** START OF ENTRIES **
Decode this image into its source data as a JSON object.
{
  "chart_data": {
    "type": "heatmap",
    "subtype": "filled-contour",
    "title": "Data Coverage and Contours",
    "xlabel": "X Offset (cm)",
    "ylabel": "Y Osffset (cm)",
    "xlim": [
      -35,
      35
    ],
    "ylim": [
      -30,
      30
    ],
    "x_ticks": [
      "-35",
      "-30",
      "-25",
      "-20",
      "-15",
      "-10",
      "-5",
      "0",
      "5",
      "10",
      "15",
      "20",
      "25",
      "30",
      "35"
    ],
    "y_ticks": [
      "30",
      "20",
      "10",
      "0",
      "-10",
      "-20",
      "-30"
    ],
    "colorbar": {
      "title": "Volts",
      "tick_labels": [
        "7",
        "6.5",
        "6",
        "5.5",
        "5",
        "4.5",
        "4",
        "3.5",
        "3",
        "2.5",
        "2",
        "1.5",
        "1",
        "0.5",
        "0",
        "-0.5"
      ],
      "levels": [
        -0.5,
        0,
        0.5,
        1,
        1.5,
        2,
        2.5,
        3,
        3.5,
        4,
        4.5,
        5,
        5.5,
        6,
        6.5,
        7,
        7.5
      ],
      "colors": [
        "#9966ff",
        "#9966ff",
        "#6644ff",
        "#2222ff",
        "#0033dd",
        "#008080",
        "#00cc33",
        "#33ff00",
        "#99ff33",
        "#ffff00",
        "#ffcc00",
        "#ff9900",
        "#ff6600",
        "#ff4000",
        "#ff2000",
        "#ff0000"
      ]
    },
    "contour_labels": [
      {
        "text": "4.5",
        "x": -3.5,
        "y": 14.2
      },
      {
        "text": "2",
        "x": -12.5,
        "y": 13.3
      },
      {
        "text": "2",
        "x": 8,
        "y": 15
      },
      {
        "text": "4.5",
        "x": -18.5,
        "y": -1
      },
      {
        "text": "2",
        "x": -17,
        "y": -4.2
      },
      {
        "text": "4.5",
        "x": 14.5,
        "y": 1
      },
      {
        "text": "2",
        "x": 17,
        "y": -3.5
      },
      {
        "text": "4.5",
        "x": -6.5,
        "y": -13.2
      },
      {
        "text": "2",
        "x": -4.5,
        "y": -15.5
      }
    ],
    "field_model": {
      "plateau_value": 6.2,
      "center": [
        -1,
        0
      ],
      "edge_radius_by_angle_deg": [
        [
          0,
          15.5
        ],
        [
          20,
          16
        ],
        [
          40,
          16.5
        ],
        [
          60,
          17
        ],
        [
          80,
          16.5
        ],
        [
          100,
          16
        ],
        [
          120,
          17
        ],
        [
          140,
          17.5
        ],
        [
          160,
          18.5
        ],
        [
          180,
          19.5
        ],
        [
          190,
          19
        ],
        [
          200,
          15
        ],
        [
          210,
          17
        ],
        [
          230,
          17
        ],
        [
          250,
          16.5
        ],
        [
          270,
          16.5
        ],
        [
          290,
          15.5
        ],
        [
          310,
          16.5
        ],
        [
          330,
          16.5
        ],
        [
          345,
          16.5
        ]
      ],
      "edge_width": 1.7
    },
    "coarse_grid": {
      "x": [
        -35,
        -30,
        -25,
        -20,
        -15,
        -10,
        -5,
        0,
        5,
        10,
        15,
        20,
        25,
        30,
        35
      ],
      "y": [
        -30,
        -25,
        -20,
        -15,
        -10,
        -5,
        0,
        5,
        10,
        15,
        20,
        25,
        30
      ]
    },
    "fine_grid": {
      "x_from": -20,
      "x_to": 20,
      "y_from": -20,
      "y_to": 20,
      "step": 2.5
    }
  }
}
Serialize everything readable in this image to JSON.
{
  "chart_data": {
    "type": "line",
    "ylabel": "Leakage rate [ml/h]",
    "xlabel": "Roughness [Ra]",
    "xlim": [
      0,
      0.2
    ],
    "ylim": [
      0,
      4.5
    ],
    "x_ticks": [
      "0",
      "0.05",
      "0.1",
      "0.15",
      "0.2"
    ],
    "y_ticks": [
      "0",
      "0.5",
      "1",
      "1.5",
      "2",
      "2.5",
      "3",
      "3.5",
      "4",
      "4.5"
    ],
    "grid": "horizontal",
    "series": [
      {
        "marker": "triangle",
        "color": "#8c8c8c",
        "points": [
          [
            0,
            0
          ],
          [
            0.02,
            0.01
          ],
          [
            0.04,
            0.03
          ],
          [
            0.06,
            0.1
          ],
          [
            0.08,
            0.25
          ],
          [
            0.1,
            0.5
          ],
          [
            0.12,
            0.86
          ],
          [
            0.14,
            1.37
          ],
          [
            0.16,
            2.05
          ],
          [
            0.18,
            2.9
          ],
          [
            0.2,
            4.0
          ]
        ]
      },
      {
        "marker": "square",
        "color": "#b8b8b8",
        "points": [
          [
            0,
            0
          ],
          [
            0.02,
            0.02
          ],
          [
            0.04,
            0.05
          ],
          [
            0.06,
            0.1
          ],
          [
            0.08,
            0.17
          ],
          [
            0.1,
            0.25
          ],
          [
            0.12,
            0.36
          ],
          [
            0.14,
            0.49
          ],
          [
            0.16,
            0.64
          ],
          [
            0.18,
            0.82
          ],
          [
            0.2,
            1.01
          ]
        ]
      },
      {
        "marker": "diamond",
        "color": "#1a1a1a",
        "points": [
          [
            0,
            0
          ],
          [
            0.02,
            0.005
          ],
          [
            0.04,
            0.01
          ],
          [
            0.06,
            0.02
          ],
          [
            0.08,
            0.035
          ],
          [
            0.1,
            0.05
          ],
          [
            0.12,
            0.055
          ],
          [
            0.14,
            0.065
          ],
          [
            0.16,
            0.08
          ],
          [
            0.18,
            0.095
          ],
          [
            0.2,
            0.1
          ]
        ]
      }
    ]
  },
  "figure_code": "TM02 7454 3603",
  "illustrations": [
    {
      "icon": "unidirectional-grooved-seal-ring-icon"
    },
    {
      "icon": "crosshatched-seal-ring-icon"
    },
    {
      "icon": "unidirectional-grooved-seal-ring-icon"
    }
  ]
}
** END OF ENTRIES **
Reproduce the material above, every line of it, exactly.

Decode this image into its source data as a JSON object.
{
  "chart_data": {
    "type": "heatmap",
    "subtype": "filled-contour",
    "title": "Data Coverage and Contours",
    "xlabel": "X Offset (cm)",
    "ylabel": "Y Osffset (cm)",
    "xlim": [
      -35,
      35
    ],
    "ylim": [
      -30,
      30
    ],
    "x_ticks": [
      "-35",
      "-30",
      "-25",
      "-20",
      "-15",
      "-10",
      "-5",
      "0",
      "5",
      "10",
      "15",
      "20",
      "25",
      "30",
      "35"
    ],
    "y_ticks": [
      "30",
      "20",
      "10",
      "0",
      "-10",
      "-20",
      "-30"
    ],
    "colorbar": {
      "title": "Volts",
      "tick_labels": [
        "7",
        "6.5",
        "6",
        "5.5",
        "5",
        "4.5",
        "4",
        "3.5",
        "3",
        "2.5",
        "2",
        "1.5",
        "1",
        "0.5",
        "0",
        "-0.5"
      ],
      "levels": [
        -0.5,
        0,
        0.5,
        1,
        1.5,
        2,
        2.5,
        3,
        3.5,
        4,
        4.5,
        5,
        5.5,
        6,
        6.5,
        7,
        7.5
      ],
      "colors": [
        "#9966ff",
        "#9966ff",
        "#6644ff",
        "#2222ff",
        "#0033dd",
        "#008080",
        "#00cc33",
        "#33ff00",
        "#99ff33",
        "#ffff00",
        "#ffcc00",
        "#ff9900",
        "#ff6600",
        "#ff4000",
        "#ff2000",
        "#ff0000"
      ]
    },
    "contour_labels": [
      {
        "text": "4.5",
        "x": -3.5,
        "y": 14.2
      },
      {
        "text": "2",
        "x": -12.5,
        "y": 13.3
      },
      {
        "text": "2",
        "x": 8,
        "y": 15
      },
      {
        "text": "4.5",
        "x": -18.5,
        "y": -1
      },
      {
        "text": "2",
        "x": -17,
        "y": -4.2
      },
      {
        "text": "4.5",
        "x": 14.5,
        "y": 1
      },
      {
        "text": "2",
        "x": 17,
        "y": -3.5
      },
      {
        "text": "4.5",
        "x": -6.5,
        "y": -13.2
      },
      {
        "text": "2",
        "x": -4.5,
        "y": -15.5
      }
    ],
    "field_model": {
      "plateau_value": 6.2,
      "center": [
        -1,
        0
      ],
      "edge_radius_by_angle_deg": [
        [
          0,
          15.5
        ],
        [
          20,
          16
        ],
        [
          40,
          16.5
        ],
        [
          60,
          17
        ],
        [
          80,
          16.5
        ],
        [
          100,
          16
        ],
        [
          120,
          17
        ],
        [
          140,
          17.5
        ],
        [
          160,
          18.5
        ],
        [
          180,
          19.5
        ],
        [
          190,
          19
        ],
        [
          200,
          15
        ],
        [
          210,
          17
        ],
        [
          230,
          17
        ],
        [
          250,
          16.5
        ],
        [
          270,
          16.5
        ],
        [
          290,
          15.5
        ],
        [
          310,
          16.5
        ],
        [
          330,
          16.5
        ],
        [
          345,
          16.5
        ]
      ],
      "edge_width": 1.7
    },
    "coarse_grid": {
      "x": [
        -35,
        -30,
        -25,
        -20,
        -15,
        -10,
        -5,
        0,
        5,
        10,
        15,
        20,
        25,
        30,
        35
      ],
      "y": [
        -30,
        -25,
        -20,
        -15,
        -10,
        -5,
        0,
        5,
        10,
        15,
        20,
        25,
        30
      ]
    },
    "fine_grid": {
      "x_from": -20,
      "x_to": 20,
      "y_from": -20,
      "y_to": 20,
      "step": 2.5
    }
  }
}
Serialize everything readable in this image to JSON.
{
  "chart_data": {
    "type": "line",
    "ylabel": "Leakage rate [ml/h]",
    "xlabel": "Roughness [Ra]",
    "xlim": [
      0,
      0.2
    ],
    "ylim": [
      0,
      4.5
    ],
    "x_ticks": [
      "0",
      "0.05",
      "0.1",
      "0.15",
      "0.2"
    ],
    "y_ticks": [
      "0",
      "0.5",
      "1",
      "1.5",
      "2",
      "2.5",
      "3",
      "3.5",
      "4",
      "4.5"
    ],
    "grid": "horizontal",
    "series": [
      {
        "marker": "triangle",
        "color": "#8c8c8c",
        "points": [
          [
            0,
            0
          ],
          [
            0.02,
            0.01
          ],
          [
            0.04,
            0.03
          ],
          [
            0.06,
            0.1
          ],
          [
            0.08,
            0.25
          ],
          [
            0.1,
            0.5
          ],
          [
            0.12,
            0.86
          ],
          [
            0.14,
            1.37
          ],
          [
            0.16,
            2.05
          ],
          [
            0.18,
            2.9
          ],
          [
            0.2,
            4.0
          ]
        ]
      },
      {
        "marker": "square",
        "color": "#b8b8b8",
        "points": [
          [
            0,
            0
          ],
          [
            0.02,
            0.02
          ],
          [
            0.04,
            0.05
          ],
          [
            0.06,
            0.1
          ],
          [
            0.08,
            0.17
          ],
          [
            0.1,
            0.25
          ],
          [
            0.12,
            0.36
          ],
          [
            0.14,
            0.49
          ],
          [
            0.16,
            0.64
          ],
          [
            0.18,
            0.82
          ],
          [
            0.2,
            1.01
          ]
        ]
      },
      {
        "marker": "diamond",
        "color": "#1a1a1a",
        "points": [
          [
            0,
            0
          ],
          [
            0.02,
            0.005
          ],
          [
            0.04,
            0.01
          ],
          [
            0.06,
            0.02
          ],
          [
            0.08,
            0.035
          ],
          [
            0.1,
            0.05
          ],
          [
            0.12,
            0.055
          ],
          [
            0.14,
            0.065
          ],
          [
            0.16,
            0.08
          ],
          [
            0.18,
            0.095
          ],
          [
            0.2,
            0.1
          ]
        ]
      }
    ]
  },
  "figure_code": "TM02 7454 3603",
  "illustrations": [
    {
      "icon": "unidirectional-grooved-seal-ring-icon"
    },
    {
      "icon": "crosshatched-seal-ring-icon"
    },
    {
      "icon": "unidirectional-grooved-seal-ring-icon"
    }
  ]
}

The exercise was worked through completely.